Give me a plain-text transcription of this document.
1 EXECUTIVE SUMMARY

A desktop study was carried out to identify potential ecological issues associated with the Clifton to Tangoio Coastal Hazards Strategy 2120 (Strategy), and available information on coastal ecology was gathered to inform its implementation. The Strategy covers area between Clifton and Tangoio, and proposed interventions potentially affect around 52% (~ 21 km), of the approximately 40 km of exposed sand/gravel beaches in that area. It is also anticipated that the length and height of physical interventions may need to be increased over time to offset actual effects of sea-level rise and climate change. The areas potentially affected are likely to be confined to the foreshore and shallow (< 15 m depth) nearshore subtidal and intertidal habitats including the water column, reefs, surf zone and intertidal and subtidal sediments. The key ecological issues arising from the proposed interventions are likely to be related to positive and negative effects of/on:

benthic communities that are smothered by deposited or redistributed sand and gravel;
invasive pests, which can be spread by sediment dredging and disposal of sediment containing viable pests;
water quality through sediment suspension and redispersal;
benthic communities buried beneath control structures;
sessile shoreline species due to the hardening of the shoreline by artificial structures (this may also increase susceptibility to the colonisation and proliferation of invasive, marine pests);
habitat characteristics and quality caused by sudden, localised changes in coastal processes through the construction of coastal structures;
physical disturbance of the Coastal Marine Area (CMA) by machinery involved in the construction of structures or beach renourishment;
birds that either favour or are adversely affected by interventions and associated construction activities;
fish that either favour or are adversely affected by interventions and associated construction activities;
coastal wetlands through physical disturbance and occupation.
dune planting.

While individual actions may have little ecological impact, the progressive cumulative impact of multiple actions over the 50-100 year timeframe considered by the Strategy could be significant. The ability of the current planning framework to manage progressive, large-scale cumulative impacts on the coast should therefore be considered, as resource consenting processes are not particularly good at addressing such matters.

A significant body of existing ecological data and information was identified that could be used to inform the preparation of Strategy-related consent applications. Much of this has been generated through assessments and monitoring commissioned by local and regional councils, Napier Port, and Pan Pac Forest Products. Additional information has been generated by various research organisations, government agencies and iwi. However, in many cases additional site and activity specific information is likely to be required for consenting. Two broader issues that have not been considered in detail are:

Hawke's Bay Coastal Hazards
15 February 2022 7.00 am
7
####
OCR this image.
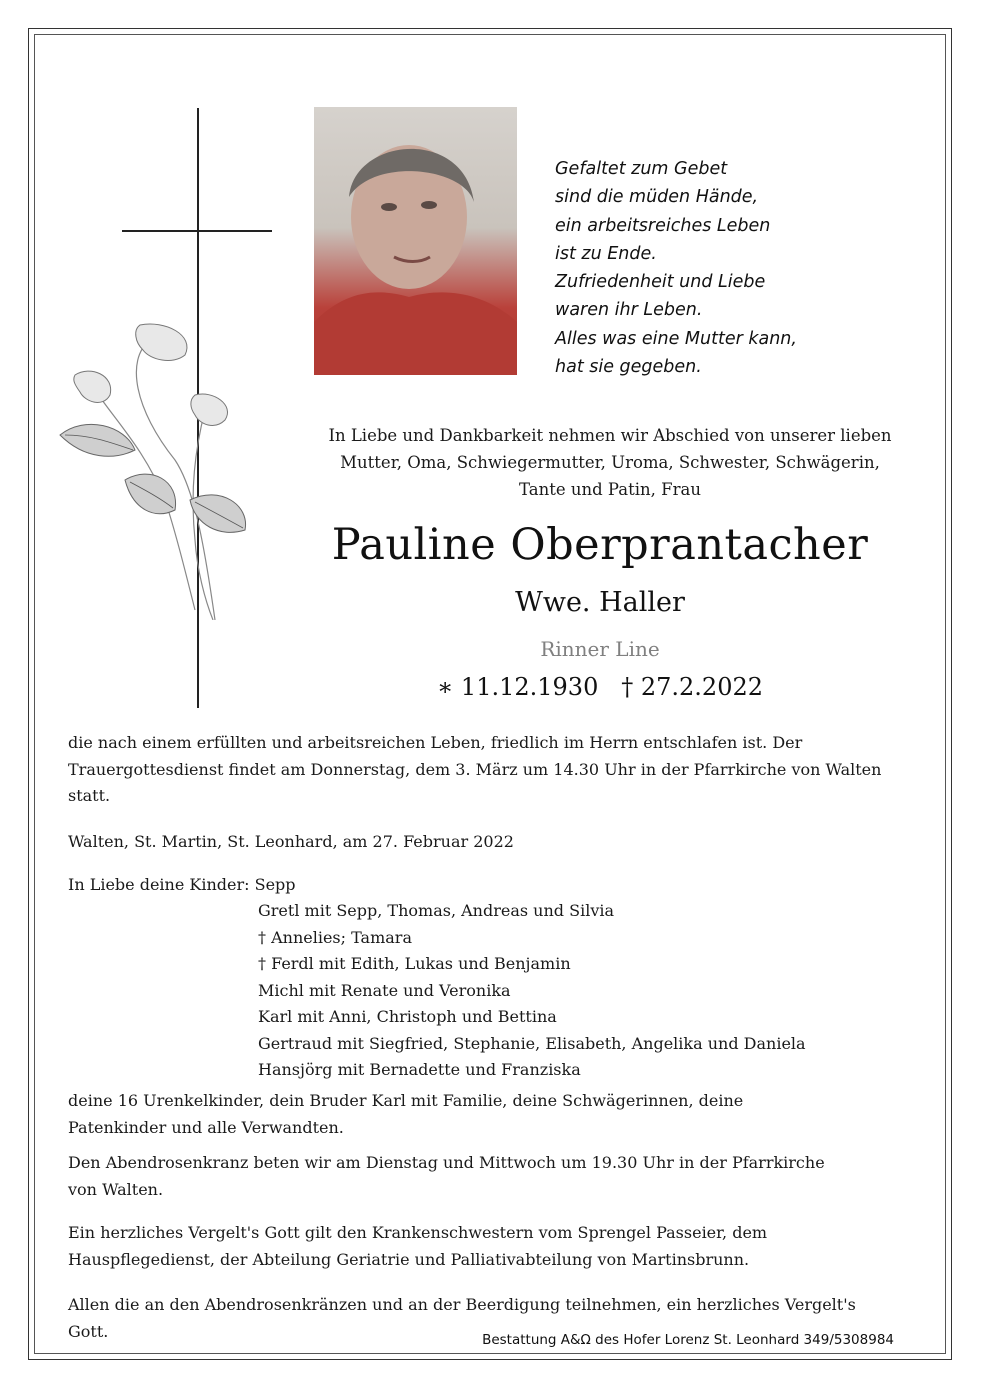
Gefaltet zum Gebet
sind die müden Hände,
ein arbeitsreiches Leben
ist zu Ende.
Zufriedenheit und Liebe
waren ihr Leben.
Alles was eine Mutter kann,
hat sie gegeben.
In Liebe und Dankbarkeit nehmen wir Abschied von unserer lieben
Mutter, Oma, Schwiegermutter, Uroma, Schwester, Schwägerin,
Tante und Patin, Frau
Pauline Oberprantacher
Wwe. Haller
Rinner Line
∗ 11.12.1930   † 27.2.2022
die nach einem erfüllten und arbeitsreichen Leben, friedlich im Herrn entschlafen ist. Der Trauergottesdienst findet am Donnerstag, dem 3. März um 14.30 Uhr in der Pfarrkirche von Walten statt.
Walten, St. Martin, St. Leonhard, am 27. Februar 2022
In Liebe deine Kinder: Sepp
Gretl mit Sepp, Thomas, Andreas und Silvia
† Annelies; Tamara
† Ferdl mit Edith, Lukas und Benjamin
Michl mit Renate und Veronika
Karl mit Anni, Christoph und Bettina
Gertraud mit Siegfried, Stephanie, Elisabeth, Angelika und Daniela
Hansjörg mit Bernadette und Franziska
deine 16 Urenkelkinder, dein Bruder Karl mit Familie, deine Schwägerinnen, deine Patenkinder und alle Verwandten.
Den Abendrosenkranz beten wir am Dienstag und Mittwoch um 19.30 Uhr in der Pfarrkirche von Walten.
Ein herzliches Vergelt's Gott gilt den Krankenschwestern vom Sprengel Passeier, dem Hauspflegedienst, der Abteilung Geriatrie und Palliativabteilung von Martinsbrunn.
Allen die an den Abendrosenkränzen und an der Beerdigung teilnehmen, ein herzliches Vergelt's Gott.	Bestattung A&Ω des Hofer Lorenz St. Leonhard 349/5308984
####
Which lines include the word "Walten"? Copy every one of them.

# Complete output:
die nach einem erfüllten und arbeitsreichen Leben, friedlich im Herrn entschlafen ist. Der Trauergottesdienst findet am Donnerstag, dem 3. März um 14.30 Uhr in der Pfarrkirche von Walten statt.
Walten, St. Martin, St. Leonhard, am 27. Februar 2022
Den Abendrosenkranz beten wir am Dienstag und Mittwoch um 19.30 Uhr in der Pfarrkirche von Walten.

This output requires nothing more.